* EXERCISE GOAL *
Where a line in the listing below contains the word "Spinytail", copy that line.

* MATERIAL FOR THIS TASK *

————

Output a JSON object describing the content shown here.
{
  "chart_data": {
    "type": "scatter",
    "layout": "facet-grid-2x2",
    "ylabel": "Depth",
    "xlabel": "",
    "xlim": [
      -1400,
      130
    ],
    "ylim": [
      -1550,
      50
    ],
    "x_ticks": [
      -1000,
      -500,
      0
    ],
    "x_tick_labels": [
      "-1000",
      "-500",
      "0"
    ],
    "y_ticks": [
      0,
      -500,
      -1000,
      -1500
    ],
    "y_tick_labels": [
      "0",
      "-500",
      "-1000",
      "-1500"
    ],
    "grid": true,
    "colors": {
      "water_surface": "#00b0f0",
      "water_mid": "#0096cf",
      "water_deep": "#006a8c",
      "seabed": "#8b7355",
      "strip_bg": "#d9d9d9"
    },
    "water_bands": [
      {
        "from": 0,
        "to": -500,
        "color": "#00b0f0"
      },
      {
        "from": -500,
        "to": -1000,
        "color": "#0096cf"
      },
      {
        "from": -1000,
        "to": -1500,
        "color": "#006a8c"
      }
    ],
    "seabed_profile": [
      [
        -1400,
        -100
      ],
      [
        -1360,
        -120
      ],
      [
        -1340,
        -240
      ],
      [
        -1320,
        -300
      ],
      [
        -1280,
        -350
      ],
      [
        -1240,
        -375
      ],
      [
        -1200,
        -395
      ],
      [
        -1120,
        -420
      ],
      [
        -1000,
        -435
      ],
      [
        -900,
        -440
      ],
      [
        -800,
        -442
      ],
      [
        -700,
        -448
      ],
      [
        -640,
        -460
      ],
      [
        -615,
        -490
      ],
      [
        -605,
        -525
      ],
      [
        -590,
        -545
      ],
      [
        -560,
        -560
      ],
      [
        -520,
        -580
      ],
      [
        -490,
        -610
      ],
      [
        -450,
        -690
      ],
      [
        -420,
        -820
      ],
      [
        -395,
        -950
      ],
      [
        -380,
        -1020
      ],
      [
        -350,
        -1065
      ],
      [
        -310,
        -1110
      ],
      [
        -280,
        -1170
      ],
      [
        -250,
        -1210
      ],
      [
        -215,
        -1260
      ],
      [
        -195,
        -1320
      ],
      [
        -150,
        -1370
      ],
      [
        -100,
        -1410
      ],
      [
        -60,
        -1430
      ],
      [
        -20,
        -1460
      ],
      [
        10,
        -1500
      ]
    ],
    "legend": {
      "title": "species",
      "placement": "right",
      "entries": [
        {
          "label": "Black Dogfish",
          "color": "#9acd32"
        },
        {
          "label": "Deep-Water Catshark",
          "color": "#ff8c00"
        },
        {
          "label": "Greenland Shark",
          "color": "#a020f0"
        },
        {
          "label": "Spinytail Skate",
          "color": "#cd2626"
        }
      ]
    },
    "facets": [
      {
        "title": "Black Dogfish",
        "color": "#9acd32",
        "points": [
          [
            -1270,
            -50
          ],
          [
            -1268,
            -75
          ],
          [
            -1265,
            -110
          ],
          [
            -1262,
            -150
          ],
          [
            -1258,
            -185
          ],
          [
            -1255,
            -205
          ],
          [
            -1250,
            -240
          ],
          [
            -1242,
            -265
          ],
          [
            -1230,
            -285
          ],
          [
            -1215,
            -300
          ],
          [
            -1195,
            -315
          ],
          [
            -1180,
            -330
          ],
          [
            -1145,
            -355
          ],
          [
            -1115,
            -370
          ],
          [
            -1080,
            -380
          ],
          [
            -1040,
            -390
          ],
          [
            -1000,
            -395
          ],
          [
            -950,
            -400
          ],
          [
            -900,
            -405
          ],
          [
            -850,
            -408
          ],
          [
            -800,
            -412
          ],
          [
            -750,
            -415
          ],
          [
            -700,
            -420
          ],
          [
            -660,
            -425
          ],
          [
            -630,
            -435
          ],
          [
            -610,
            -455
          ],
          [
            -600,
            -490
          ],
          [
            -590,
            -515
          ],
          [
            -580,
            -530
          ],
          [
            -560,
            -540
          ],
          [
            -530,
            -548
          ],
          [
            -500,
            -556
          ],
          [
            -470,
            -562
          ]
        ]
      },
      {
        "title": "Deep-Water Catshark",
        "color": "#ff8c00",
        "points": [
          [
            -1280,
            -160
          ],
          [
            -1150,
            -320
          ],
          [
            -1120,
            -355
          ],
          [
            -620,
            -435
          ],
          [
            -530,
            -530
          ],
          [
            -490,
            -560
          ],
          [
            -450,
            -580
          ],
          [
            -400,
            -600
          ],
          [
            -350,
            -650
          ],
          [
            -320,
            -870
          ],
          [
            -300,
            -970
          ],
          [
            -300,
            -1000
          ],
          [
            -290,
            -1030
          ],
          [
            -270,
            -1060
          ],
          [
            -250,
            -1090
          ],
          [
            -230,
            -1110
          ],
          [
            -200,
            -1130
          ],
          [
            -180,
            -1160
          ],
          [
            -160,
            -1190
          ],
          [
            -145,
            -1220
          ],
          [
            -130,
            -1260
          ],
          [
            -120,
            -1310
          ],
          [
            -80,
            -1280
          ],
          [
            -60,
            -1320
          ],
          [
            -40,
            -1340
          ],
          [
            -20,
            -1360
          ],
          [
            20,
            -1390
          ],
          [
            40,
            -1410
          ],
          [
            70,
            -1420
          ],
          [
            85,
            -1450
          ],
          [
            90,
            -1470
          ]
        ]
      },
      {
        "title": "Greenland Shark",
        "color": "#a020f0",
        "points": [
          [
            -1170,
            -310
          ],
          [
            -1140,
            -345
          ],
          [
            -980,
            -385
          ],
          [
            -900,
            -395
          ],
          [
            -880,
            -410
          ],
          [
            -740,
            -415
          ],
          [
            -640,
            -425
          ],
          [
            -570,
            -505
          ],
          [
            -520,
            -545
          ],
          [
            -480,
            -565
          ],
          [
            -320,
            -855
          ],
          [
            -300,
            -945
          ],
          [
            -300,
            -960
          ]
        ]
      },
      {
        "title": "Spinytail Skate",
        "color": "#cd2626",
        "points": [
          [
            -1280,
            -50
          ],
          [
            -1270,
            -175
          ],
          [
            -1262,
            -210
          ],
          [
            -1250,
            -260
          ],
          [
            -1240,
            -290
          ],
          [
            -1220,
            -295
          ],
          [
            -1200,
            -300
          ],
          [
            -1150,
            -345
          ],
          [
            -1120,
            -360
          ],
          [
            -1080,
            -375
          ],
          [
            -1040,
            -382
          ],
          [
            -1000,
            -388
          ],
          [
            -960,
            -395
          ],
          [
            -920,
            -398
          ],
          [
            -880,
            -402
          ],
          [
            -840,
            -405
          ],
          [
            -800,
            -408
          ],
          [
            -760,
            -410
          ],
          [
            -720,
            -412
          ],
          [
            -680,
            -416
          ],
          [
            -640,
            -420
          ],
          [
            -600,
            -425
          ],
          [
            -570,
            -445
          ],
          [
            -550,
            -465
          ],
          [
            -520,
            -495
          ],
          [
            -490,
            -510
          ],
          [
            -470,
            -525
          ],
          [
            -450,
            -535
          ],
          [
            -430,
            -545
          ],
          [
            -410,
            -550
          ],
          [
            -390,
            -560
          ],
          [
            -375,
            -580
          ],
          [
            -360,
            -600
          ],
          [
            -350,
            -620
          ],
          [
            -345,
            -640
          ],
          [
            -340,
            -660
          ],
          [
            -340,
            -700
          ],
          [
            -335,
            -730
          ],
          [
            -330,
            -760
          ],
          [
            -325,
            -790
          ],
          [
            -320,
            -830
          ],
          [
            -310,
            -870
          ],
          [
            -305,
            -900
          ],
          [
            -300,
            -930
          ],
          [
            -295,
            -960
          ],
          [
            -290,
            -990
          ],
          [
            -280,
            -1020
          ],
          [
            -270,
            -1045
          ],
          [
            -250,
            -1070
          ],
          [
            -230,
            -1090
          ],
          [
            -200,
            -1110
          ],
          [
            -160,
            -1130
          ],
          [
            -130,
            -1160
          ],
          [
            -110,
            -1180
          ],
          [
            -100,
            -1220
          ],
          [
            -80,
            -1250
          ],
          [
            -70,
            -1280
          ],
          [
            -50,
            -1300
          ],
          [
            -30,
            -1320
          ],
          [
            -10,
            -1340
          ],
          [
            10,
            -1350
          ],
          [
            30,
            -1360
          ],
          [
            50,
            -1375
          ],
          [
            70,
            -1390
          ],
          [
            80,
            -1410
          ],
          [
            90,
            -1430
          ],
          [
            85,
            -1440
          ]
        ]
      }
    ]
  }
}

————

* ANSWER TO THE TASK *
          "label": "Spinytail Skate",
        "title": "Spinytail Skate",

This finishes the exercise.